▶ [YOUR OBJECTIVE]: Look through the material below for "amplitude". Copy every line that contains it.

▶ [PROVIDED ENTRIES]:
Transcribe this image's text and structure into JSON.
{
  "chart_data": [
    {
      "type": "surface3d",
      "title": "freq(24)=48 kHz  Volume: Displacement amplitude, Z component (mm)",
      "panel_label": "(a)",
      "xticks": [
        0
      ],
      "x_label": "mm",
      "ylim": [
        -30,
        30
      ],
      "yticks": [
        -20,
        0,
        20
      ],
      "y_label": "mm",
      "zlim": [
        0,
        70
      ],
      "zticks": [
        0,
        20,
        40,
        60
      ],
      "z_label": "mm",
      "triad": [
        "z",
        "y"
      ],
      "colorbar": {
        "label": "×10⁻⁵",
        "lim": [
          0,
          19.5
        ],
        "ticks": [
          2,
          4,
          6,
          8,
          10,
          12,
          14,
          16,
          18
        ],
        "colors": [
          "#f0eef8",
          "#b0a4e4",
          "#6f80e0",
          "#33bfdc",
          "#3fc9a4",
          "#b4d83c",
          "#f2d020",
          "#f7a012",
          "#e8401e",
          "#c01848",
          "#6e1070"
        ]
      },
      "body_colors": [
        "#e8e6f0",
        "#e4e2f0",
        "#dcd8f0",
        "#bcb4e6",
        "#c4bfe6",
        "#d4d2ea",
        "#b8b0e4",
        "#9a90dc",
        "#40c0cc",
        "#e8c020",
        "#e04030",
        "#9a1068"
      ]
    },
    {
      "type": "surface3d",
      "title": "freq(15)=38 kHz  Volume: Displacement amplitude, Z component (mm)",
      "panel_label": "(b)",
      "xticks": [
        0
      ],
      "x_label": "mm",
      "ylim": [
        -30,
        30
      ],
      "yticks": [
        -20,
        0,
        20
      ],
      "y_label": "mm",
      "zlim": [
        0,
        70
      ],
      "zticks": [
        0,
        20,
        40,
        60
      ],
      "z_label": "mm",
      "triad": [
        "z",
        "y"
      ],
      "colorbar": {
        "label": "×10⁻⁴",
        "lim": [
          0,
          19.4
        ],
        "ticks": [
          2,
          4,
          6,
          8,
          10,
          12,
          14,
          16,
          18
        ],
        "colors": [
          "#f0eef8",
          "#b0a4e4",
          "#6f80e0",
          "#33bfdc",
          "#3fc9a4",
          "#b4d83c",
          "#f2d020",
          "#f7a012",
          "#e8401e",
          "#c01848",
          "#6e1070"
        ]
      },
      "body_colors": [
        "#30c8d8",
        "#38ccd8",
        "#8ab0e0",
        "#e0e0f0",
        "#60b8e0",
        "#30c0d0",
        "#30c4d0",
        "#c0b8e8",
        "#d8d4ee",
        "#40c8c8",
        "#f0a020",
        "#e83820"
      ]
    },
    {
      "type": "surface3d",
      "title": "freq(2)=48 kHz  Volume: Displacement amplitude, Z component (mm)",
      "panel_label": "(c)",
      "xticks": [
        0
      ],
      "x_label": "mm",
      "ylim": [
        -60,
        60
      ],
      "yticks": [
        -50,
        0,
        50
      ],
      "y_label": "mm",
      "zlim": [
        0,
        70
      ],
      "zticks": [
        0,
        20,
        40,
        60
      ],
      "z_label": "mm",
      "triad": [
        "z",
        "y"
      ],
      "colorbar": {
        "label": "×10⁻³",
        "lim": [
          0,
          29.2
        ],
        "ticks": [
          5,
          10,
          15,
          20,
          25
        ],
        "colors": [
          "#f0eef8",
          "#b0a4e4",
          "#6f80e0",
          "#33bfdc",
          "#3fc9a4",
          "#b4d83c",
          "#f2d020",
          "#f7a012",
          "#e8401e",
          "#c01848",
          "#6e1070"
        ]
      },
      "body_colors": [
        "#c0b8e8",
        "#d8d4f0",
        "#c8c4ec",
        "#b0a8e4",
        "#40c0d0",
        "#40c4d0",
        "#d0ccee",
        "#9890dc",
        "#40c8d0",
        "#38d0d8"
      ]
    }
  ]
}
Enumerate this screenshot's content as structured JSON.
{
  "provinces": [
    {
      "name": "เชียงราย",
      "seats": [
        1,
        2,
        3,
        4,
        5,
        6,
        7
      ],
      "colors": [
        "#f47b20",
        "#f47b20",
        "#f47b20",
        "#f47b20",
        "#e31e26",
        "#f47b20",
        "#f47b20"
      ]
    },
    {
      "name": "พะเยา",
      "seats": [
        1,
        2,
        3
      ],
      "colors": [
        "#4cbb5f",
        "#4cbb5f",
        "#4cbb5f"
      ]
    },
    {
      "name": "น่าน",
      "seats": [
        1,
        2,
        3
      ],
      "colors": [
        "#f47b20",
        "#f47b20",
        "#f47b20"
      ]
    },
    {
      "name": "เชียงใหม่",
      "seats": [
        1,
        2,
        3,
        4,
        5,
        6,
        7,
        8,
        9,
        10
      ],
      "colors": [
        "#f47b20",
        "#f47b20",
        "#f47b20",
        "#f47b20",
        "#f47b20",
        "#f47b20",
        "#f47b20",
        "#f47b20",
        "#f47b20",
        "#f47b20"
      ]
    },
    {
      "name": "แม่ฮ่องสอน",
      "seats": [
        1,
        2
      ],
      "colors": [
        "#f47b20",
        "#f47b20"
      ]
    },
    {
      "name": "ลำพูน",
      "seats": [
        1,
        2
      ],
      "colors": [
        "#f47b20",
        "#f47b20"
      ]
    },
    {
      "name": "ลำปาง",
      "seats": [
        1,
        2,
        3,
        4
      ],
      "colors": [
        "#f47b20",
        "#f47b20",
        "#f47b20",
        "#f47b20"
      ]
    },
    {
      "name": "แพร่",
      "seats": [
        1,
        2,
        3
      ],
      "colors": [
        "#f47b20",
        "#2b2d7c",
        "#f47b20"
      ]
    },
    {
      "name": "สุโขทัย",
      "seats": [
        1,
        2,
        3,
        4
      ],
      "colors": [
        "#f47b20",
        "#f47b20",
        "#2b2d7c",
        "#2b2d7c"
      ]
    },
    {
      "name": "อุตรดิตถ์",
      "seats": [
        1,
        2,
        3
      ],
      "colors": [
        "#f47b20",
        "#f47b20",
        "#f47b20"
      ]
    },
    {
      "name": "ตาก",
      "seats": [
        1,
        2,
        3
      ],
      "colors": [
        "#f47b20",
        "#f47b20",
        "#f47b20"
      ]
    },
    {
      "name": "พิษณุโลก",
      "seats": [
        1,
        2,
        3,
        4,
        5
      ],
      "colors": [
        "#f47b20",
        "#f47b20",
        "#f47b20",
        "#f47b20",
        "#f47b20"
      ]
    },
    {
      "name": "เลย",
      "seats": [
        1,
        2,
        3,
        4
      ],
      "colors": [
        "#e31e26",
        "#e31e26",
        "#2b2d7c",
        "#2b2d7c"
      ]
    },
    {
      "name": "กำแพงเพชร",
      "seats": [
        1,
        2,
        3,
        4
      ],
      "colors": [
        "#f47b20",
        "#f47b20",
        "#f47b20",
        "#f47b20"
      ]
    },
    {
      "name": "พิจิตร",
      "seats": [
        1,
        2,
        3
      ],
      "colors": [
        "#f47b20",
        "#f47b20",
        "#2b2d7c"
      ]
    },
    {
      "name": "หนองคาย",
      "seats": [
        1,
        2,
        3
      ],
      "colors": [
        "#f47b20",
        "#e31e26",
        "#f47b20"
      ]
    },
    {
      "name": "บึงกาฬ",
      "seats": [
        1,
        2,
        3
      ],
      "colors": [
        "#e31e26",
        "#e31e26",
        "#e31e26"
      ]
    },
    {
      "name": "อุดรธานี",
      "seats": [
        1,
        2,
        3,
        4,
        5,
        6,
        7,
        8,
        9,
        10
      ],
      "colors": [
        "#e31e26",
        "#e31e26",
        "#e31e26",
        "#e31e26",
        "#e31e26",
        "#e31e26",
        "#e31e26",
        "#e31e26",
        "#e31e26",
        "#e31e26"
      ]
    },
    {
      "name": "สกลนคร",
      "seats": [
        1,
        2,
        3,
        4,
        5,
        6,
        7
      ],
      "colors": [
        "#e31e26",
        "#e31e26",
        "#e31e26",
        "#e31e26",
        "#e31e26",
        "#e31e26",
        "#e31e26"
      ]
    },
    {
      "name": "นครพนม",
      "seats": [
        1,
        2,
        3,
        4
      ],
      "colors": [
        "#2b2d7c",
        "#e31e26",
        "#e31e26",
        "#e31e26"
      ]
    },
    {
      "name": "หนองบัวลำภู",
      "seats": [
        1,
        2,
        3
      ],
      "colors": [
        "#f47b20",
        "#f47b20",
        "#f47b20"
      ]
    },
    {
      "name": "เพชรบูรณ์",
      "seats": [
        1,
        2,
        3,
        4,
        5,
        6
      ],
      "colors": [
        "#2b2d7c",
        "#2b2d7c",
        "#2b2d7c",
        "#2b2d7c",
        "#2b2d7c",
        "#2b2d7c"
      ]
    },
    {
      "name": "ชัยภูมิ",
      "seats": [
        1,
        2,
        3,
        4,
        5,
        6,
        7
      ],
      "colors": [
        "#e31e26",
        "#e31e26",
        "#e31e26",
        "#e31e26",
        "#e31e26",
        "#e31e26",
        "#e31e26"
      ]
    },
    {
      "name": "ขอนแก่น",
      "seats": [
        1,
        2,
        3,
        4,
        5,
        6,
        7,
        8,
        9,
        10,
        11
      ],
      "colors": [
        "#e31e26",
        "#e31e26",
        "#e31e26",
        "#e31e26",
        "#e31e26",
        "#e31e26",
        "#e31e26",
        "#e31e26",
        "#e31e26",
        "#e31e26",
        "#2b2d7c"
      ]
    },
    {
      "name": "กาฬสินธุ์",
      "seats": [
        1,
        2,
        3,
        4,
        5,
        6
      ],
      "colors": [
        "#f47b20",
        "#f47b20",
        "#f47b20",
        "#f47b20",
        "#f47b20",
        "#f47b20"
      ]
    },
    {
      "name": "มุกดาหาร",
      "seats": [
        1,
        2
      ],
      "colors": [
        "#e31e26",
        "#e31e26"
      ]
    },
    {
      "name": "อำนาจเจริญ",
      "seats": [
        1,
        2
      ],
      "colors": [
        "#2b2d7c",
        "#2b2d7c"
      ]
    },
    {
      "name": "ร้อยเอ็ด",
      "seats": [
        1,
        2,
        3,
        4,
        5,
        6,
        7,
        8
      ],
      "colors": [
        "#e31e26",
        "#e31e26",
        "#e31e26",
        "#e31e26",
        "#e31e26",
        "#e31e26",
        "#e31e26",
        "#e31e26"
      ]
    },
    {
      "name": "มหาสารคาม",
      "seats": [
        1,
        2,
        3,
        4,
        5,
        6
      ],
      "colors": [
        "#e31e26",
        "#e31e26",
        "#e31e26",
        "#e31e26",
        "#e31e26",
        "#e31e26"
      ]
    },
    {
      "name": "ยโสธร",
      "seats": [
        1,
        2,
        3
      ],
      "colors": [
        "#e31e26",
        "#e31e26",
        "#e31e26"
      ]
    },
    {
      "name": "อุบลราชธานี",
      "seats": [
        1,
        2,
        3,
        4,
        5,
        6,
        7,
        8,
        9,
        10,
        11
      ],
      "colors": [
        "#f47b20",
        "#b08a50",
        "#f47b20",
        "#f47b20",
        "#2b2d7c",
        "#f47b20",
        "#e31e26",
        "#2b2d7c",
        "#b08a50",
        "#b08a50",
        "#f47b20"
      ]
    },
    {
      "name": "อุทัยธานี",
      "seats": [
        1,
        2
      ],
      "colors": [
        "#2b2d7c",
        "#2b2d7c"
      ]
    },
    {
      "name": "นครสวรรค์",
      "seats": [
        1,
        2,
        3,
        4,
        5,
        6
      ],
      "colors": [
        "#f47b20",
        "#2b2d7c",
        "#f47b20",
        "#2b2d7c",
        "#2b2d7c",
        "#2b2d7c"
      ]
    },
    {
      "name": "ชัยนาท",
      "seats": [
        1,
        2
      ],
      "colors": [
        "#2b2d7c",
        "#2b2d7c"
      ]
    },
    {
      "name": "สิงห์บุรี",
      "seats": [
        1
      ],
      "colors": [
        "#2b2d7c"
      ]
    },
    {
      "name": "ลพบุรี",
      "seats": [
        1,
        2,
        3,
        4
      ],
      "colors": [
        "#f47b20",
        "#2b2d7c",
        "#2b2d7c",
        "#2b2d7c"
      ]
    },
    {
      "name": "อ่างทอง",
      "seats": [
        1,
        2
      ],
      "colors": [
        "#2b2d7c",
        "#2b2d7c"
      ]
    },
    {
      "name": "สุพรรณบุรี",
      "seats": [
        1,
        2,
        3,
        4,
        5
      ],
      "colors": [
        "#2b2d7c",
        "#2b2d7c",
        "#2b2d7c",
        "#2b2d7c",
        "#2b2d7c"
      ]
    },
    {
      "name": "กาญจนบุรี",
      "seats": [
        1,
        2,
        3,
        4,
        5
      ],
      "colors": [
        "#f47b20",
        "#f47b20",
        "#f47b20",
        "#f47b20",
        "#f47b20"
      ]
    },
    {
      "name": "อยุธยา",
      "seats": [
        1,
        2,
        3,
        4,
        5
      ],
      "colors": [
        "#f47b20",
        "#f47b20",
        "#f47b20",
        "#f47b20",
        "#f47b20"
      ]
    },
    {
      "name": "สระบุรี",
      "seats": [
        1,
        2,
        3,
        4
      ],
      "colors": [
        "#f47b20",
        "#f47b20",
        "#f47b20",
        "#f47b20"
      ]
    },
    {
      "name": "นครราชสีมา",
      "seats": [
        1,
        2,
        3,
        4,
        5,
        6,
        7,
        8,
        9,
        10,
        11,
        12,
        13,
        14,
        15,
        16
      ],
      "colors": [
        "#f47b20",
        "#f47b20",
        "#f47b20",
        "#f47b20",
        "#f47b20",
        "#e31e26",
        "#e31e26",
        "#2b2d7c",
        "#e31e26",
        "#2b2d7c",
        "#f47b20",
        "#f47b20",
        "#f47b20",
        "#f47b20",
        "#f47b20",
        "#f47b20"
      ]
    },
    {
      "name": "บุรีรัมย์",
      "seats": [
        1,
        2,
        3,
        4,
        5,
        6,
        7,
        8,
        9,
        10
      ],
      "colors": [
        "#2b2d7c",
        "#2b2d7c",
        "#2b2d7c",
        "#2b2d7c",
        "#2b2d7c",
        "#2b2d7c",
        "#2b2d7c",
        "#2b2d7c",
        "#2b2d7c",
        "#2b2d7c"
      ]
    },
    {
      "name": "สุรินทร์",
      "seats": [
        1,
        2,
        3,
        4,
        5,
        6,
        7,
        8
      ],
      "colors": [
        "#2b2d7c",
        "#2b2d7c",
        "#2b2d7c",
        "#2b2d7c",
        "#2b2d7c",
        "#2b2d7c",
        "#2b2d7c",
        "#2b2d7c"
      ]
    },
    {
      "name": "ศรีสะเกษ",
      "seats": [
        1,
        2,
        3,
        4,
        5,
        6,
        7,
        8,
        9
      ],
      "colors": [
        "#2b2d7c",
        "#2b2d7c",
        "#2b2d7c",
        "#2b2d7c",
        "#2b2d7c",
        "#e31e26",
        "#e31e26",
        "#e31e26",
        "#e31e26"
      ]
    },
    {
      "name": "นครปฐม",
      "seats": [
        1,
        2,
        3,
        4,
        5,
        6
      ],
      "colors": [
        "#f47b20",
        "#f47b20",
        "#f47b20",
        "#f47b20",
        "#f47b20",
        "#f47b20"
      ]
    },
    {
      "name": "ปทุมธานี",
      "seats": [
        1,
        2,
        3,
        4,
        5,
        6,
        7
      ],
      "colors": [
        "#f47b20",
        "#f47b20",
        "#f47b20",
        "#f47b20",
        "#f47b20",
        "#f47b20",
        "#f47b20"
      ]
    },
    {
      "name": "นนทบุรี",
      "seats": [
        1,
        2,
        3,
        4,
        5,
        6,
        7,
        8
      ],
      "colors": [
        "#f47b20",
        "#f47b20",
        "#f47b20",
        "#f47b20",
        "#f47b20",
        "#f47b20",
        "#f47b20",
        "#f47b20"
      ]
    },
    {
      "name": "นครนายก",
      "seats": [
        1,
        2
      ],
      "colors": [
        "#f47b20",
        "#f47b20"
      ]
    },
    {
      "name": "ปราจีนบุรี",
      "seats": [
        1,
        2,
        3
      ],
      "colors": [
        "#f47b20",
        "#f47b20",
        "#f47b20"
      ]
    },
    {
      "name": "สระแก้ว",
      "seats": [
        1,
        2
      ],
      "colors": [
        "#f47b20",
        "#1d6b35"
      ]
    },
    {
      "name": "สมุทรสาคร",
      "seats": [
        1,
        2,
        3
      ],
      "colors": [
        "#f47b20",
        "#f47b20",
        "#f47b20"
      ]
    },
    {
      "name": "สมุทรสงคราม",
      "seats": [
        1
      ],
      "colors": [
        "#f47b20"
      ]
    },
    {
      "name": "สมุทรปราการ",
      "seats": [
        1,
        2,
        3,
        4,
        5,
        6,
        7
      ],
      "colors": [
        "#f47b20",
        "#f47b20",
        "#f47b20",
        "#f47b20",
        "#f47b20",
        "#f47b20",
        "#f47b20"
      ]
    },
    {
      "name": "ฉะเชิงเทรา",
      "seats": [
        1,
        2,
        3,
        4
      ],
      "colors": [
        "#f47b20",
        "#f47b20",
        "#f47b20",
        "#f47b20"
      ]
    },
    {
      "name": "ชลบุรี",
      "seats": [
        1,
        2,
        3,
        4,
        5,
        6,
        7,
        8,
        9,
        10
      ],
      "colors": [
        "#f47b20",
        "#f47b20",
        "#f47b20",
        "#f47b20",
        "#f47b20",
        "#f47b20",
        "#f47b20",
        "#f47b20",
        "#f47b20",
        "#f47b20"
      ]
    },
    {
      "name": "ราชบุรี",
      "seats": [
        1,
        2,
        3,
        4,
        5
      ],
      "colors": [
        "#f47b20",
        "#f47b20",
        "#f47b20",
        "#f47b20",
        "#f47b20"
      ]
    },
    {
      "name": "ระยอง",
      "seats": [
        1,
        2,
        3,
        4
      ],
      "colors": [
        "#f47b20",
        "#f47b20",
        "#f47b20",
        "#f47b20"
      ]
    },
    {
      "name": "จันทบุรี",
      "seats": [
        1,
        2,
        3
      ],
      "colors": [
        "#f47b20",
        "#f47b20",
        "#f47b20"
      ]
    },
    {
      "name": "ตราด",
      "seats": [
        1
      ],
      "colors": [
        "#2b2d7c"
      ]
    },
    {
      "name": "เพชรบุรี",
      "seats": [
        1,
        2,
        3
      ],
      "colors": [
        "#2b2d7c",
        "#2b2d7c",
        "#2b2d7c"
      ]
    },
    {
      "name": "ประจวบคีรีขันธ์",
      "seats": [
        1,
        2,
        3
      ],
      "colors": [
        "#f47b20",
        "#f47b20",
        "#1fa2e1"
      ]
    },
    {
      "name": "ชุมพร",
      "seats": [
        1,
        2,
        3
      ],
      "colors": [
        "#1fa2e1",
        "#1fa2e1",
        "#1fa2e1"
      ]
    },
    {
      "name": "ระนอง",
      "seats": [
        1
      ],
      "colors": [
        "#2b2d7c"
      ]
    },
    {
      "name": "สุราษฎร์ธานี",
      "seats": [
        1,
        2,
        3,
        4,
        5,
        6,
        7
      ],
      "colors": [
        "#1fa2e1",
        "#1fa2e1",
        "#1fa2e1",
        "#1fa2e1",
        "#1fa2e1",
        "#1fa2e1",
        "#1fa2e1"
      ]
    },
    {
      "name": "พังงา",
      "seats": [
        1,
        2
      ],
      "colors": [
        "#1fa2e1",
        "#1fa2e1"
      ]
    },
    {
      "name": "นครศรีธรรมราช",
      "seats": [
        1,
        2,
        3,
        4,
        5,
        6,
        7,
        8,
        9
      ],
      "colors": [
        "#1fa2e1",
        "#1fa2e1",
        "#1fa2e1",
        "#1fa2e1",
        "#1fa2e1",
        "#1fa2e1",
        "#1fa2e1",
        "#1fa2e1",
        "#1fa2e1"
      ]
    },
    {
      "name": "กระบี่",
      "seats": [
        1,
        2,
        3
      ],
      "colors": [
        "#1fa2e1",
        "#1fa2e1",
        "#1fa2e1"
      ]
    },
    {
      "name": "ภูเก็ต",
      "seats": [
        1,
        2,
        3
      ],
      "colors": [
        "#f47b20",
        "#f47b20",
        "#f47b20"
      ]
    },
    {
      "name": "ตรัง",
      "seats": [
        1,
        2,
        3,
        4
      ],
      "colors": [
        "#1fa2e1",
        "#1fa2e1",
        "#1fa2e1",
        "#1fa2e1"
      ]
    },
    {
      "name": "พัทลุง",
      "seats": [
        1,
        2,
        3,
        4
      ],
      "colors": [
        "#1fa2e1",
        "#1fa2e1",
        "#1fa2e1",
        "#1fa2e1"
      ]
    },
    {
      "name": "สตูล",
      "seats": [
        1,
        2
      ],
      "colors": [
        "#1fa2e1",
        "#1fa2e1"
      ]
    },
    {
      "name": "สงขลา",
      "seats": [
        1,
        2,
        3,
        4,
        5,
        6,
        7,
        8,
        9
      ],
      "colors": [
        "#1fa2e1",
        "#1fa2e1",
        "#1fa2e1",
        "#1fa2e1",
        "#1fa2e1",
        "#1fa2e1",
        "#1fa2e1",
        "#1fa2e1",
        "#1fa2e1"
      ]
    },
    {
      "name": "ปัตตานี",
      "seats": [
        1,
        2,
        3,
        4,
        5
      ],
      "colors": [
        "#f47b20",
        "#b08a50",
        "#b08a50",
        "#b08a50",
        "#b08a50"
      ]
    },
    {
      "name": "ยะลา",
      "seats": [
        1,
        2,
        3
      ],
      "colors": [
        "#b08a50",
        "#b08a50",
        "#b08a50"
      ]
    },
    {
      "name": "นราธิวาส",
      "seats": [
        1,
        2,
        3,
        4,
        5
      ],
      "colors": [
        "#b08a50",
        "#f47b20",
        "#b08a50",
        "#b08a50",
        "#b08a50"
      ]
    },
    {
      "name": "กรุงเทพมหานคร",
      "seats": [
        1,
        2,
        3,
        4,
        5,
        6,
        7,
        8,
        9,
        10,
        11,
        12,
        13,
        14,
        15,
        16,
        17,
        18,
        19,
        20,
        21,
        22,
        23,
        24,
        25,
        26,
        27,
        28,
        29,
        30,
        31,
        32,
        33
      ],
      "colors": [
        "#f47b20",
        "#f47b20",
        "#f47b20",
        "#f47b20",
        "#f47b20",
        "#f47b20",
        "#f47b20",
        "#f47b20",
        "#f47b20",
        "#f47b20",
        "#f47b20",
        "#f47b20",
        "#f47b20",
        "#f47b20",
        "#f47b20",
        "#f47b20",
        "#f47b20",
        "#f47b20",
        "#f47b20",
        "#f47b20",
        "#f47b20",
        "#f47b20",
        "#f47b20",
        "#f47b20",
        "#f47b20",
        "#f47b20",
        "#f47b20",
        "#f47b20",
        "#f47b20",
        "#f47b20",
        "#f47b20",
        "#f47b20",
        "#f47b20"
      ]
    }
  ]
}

▶ [RESPONSE FOR THIS EXERCISE]:
      "title": "freq(24)=48 kHz  Volume: Displacement amplitude, Z component (mm)",
      "title": "freq(15)=38 kHz  Volume: Displacement amplitude, Z component (mm)",
      "title": "freq(2)=48 kHz  Volume: Displacement amplitude, Z component (mm)",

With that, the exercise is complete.